- [WHAT TO WORK ON]: Pull out every line with the word "losdolores" from the entries below.

****************************************

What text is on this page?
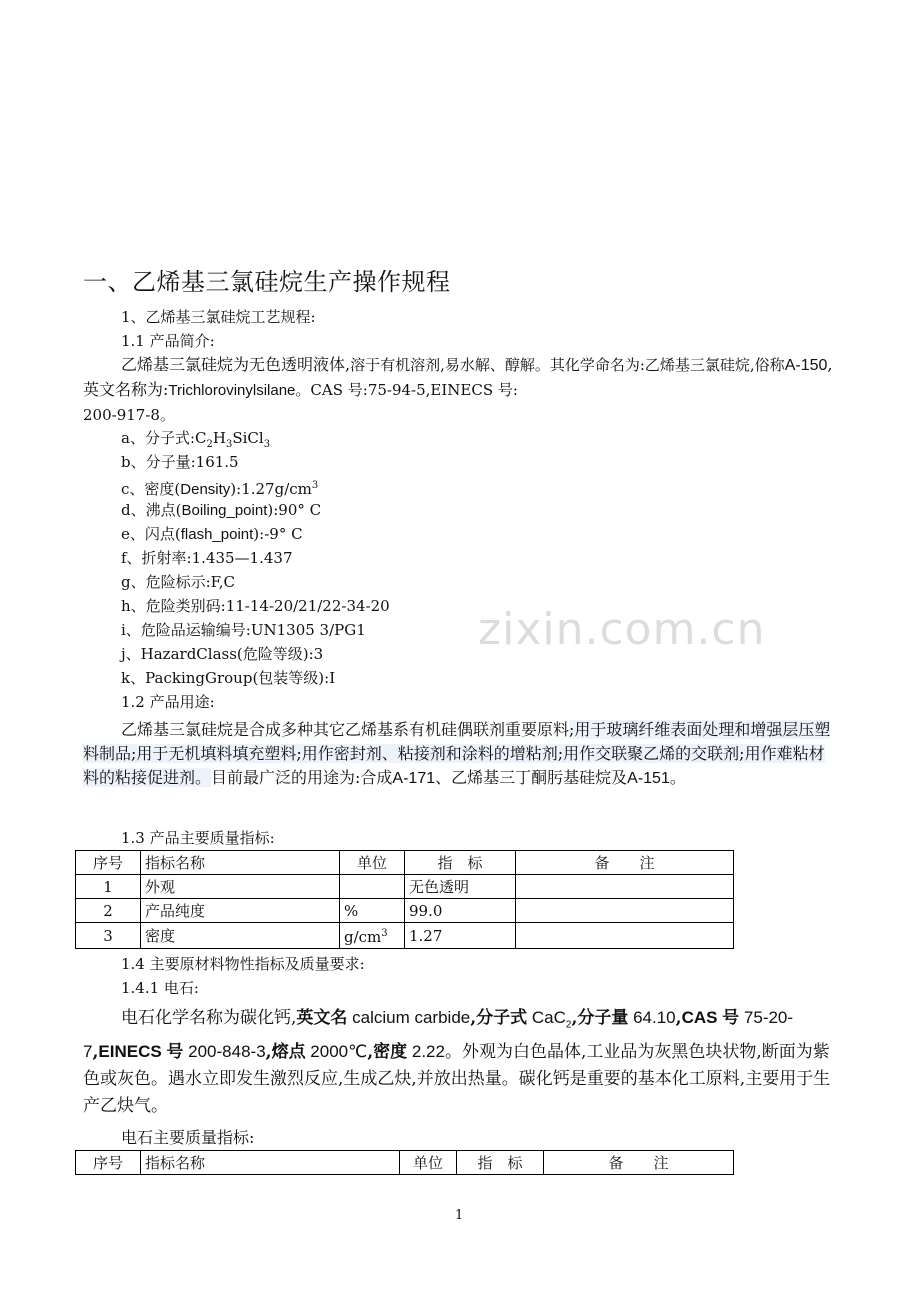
一、乙烯基三氯硅烷生产操作规程
1、乙烯基三氯硅烷工艺规程:
1.1 产品简介:
乙烯基三氯硅烷为无色透明液体,溶于有机溶剂,易水解、醇解。其化学命名为:乙烯基三氯硅烷,俗称A-150,英文名称为:Trichlorovinylsilane。CAS 号:75-94-5,EINECS 号:
200-917-8。
a、分子式$:C_2H_3SiCl_3$
b、分子量:161.5
c、密度$(Density):1.27g/cm^3$
d、沸点(Boiling_point):90° C
e、闪点(flash_point):-9° C
f、折射率:1.435—1.437
g、危险标示:F,C
h、危险类别码:11-14-20/21/22-34-20
i、危险品运输编号:UN1305 3/PG1
j、HazardClass(危险等级):3
k、PackingGroup(包装等级):Ⅰ
1.2 产品用途:
乙烯基三氯硅烷是合成多种其它乙烯基系有机硅偶联剂重要原料;用于玻璃纤维表面处理和增强层压塑料制品;用于无机填料填充塑料;用作密封剂、粘接剂和涂料的增粘剂;用作交联聚乙烯的交联剂;用作难粘材料的粘接促进剂。目前最广泛的用途为:合成A-171、乙烯基三丁酮肟基硅烷及A-151。
1.3 产品主要质量指标:
序号	指标名称	单位	指　标	备　　注
1	外观		无色透明	
2	产品纯度	%	99.0	
3	密度	$g/cm^3$	1.27	
1.4 主要原材料物性指标及质量要求:
1.4.1 电石:
电石化学名称为碳化钙,英文名 calcium carbide,分子式 CaC$_2$,分子量 64.10,CAS 号 75-20-7,EINECS 号 200-848-3,熔点 2000℃,密度 2.22。外观为白色晶体,工业品为灰黑色块状物,断面为紫色或灰色。遇水立即发生激烈反应,生成乙炔,并放出热量。碳化钙是重要的基本化工原料,主要用于生产乙炔气。
电石主要质量指标:
序号	指标名称	单位	指　标	备　　注
zixin.com.cn
1
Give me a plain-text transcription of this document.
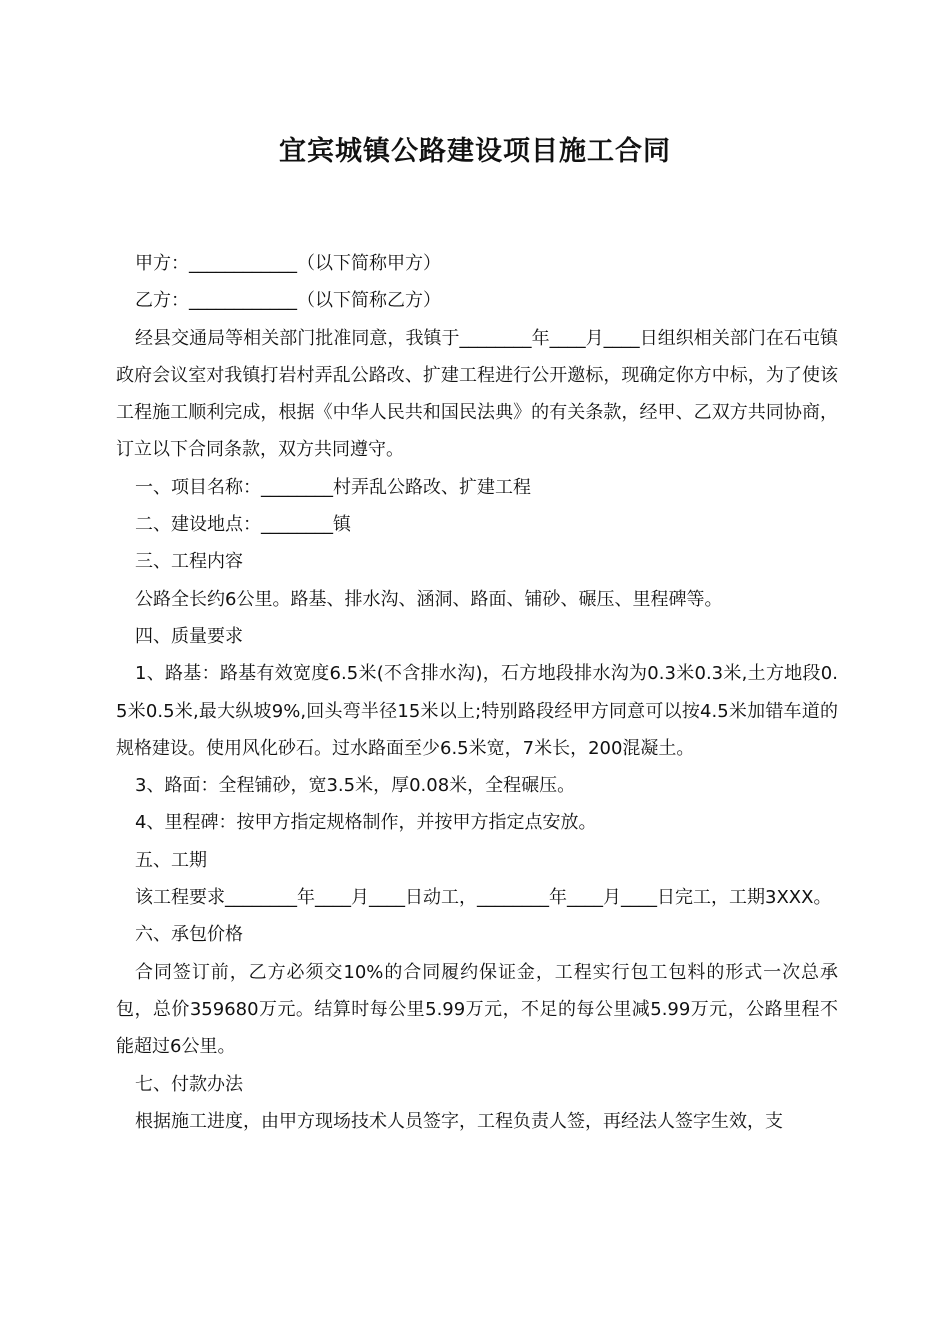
宜宾城镇公路建设项目施工合同

甲方：____________（以下简称甲方）

乙方：____________（以下简称乙方）

经县交通局等相关部门批准同意，我镇于________年____月____日组织相关部门在石屯镇政府会议室对我镇打岩村弄乱公路改、扩建工程进行公开邀标，现确定你方中标，为了使该工程施工顺利完成，根据《中华人民共和国民法典》的有关条款，经甲、乙双方共同协商，订立以下合同条款，双方共同遵守。

一、项目名称：________村弄乱公路改、扩建工程

二、建设地点：________镇

三、工程内容

公路全长约6公里。路基、排水沟、涵洞、路面、铺砂、碾压、里程碑等。

四、质量要求

1、路基：路基有效宽度6.5米(不含排水沟)，石方地段排水沟为0.3米0.3米,土方地段0.5米0.5米,最大纵坡9%,回头弯半径15米以上;特别路段经甲方同意可以按4.5米加错车道的规格建设。使用风化砂石。过水路面至少6.5米宽，7米长，200混凝土。

3、路面：全程铺砂，宽3.5米，厚0.08米，全程碾压。

4、里程碑：按甲方指定规格制作，并按甲方指定点安放。

五、工期

该工程要求________年____月____日动工，________年____月____日完工，工期3XXX。

六、承包价格

合同签订前，乙方必须交10%的合同履约保证金，工程实行包工包料的形式一次总承包，总价359680万元。结算时每公里5.99万元，不足的每公里减5.99万元，公路里程不能超过6公里。

七、付款办法

根据施工进度，由甲方现场技术人员签字，工程负责人签，再经法人签字生效，支
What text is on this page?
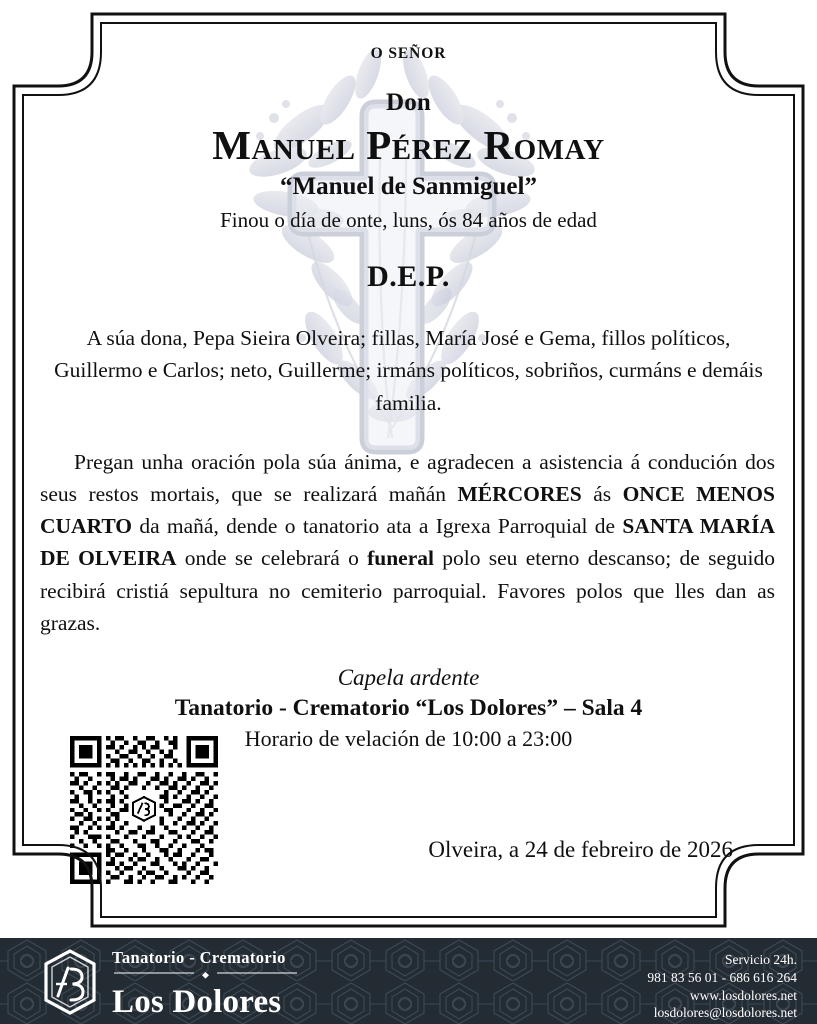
O SEÑOR
Don
Manuel Pérez Romay
“Manuel de Sanmiguel”
Finou o día de onte, luns, ós 84 años de edad
D.E.P.
A súa dona, Pepa Sieira Olveira; fillas, María José e Gema, fillos políticos, Guillermo e Carlos; neto, Guillerme; irmáns políticos, sobriños, curmáns e demáis familia.
Pregan unha oración pola súa ánima, e agradecen a asistencia á condución dos seus restos mortais, que se realizará mañán MÉRCORES ás ONCE MENOS CUARTO da mañá, dende o tanatorio ata a Igrexa Parroquial de SANTA MARÍA DE OLVEIRA onde se celebrará o funeral polo seu eterno descanso; de seguido recibirá cristiá sepultura no cemiterio parroquial. Favores polos que lles dan as grazas.
Capela ardente
Tanatorio - Crematorio “Los Dolores” – Sala 4
Horario de velación de 10:00 a 23:00
Olveira, a 24 de febreiro de 2026
Tanatorio - Crematorio
Los Dolores
Servicio 24h.
981 83 56 01 - 686 616 264
www.losdolores.net
losdolores@losdolores.net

****************************************

- [EXERCISE ANSWER]:
www.losdolores.net
losdolores@losdolores.net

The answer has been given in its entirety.